**Instructions for the task**
Reproduce the listing below exactly, minus its pictures.

--- Data shown ---

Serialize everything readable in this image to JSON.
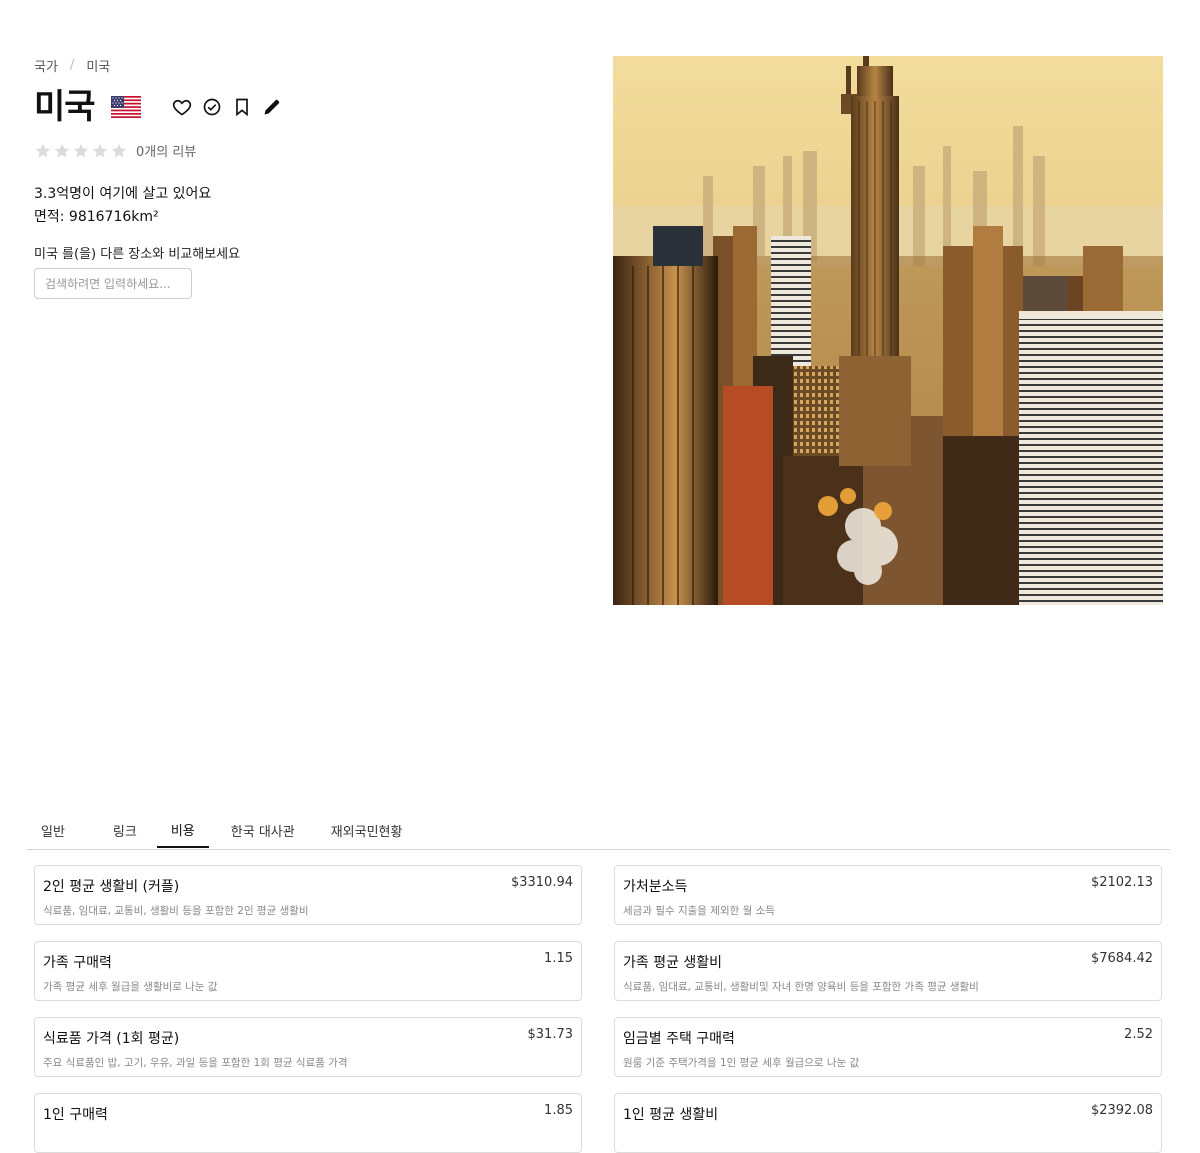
{
  "breadcrumb": {
    "parent": "국가",
    "separator": "/",
    "current": "미국"
  },
  "country": {
    "name": "미국",
    "flag_icon": "us-flag-icon"
  },
  "actions": [
    {
      "name": "favorite-button",
      "icon": "heart-icon"
    },
    {
      "name": "visited-button",
      "icon": "check-circle-icon"
    },
    {
      "name": "bookmark-button",
      "icon": "bookmark-icon"
    },
    {
      "name": "edit-button",
      "icon": "pencil-icon"
    }
  ],
  "rating": {
    "stars_filled": 0,
    "stars_total": 5,
    "review_count": "0개의 리뷰"
  },
  "stats": {
    "population": "3.3억명이 여기에 살고 있어요",
    "area": "면적: 9816716km²"
  },
  "compare": {
    "label": "미국 를(을) 다른 장소와 비교해보세요",
    "placeholder": "검색하려면 입력하세요..."
  },
  "tabs": [
    {
      "label": "일반",
      "active": false
    },
    {
      "label": "링크",
      "active": false
    },
    {
      "label": "비용",
      "active": true
    },
    {
      "label": "한국 대사관",
      "active": false
    },
    {
      "label": "재외국민현황",
      "active": false
    }
  ],
  "cards": [
    {
      "title": "2인 평균 생활비 (커플)",
      "value": "$3310.94",
      "desc": "식료품, 임대료, 교통비, 생활비 등을 포함한 2인 평균 생활비"
    },
    {
      "title": "가처분소득",
      "value": "$2102.13",
      "desc": "세금과 필수 지출을 제외한 월 소득"
    },
    {
      "title": "가족 구매력",
      "value": "1.15",
      "desc": "가족 평균 세후 월급을 생활비로 나눈 값"
    },
    {
      "title": "가족 평균 생활비",
      "value": "$7684.42",
      "desc": "식료품, 임대료, 교통비, 생활비및 자녀 한명 양육비 등을 포함한 가족 평균 생활비"
    },
    {
      "title": "식료품 가격 (1회 평균)",
      "value": "$31.73",
      "desc": "주요 식료품인 밥, 고기, 우유, 과일 등을 포함한 1회 평균 식료품 가격"
    },
    {
      "title": "임금별 주택 구매력",
      "value": "2.52",
      "desc": "원룸 기준 주택가격을 1인 평균 세후 월급으로 나눈 값"
    },
    {
      "title": "1인 구매력",
      "value": "1.85",
      "desc": ""
    },
    {
      "title": "1인 평균 생활비",
      "value": "$2392.08",
      "desc": ""
    }
  ]
}
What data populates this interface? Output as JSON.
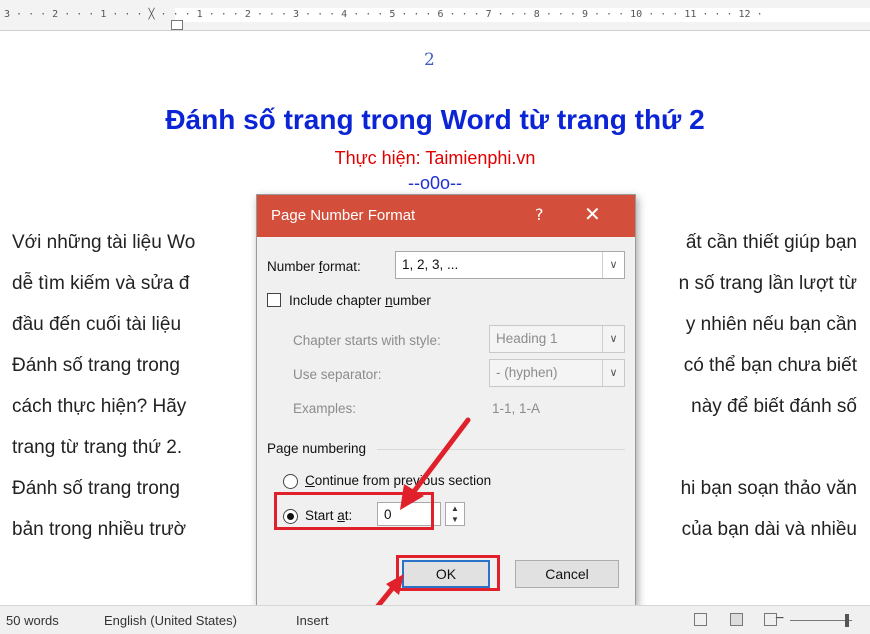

---

**Final result**
Serialize everything readable in this image to JSON.
{
  "breadcrumb": {
    "parent": "국가",
    "separator": "/",
    "current": "미국"
  },
  "country": {
    "name": "미국",
    "flag_icon": "us-flag-icon"
  },
  "actions": [
    {
      "name": "favorite-button",
      "icon": "heart-icon"
    },
    {
      "name": "visited-button",
      "icon": "check-circle-icon"
    },
    {
      "name": "bookmark-button",
      "icon": "bookmark-icon"
    },
    {
      "name": "edit-button",
      "icon": "pencil-icon"
    }
  ],
  "rating": {
    "stars_filled": 0,
    "stars_total": 5,
    "review_count": "0개의 리뷰"
  },
  "stats": {
    "population": "3.3억명이 여기에 살고 있어요",
    "area": "면적: 9816716km²"
  },
  "compare": {
    "label": "미국 를(을) 다른 장소와 비교해보세요",
    "placeholder": "검색하려면 입력하세요..."
  },
  "tabs": [
    {
      "label": "일반",
      "active": false
    },
    {
      "label": "링크",
      "active": false
    },
    {
      "label": "비용",
      "active": true
    },
    {
      "label": "한국 대사관",
      "active": false
    },
    {
      "label": "재외국민현황",
      "active": false
    }
  ],
  "cards": [
    {
      "title": "2인 평균 생활비 (커플)",
      "value": "$3310.94",
      "desc": "식료품, 임대료, 교통비, 생활비 등을 포함한 2인 평균 생활비"
    },
    {
      "title": "가처분소득",
      "value": "$2102.13",
      "desc": "세금과 필수 지출을 제외한 월 소득"
    },
    {
      "title": "가족 구매력",
      "value": "1.15",
      "desc": "가족 평균 세후 월급을 생활비로 나눈 값"
    },
    {
      "title": "가족 평균 생활비",
      "value": "$7684.42",
      "desc": "식료품, 임대료, 교통비, 생활비및 자녀 한명 양육비 등을 포함한 가족 평균 생활비"
    },
    {
      "title": "식료품 가격 (1회 평균)",
      "value": "$31.73",
      "desc": "주요 식료품인 밥, 고기, 우유, 과일 등을 포함한 1회 평균 식료품 가격"
    },
    {
      "title": "임금별 주택 구매력",
      "value": "2.52",
      "desc": "원룸 기준 주택가격을 1인 평균 세후 월급으로 나눈 값"
    },
    {
      "title": "1인 구매력",
      "value": "1.85",
      "desc": ""
    },
    {
      "title": "1인 평균 생활비",
      "value": "$2392.08",
      "desc": ""
    }
  ]
}
What data populates this interface? Output as JSON.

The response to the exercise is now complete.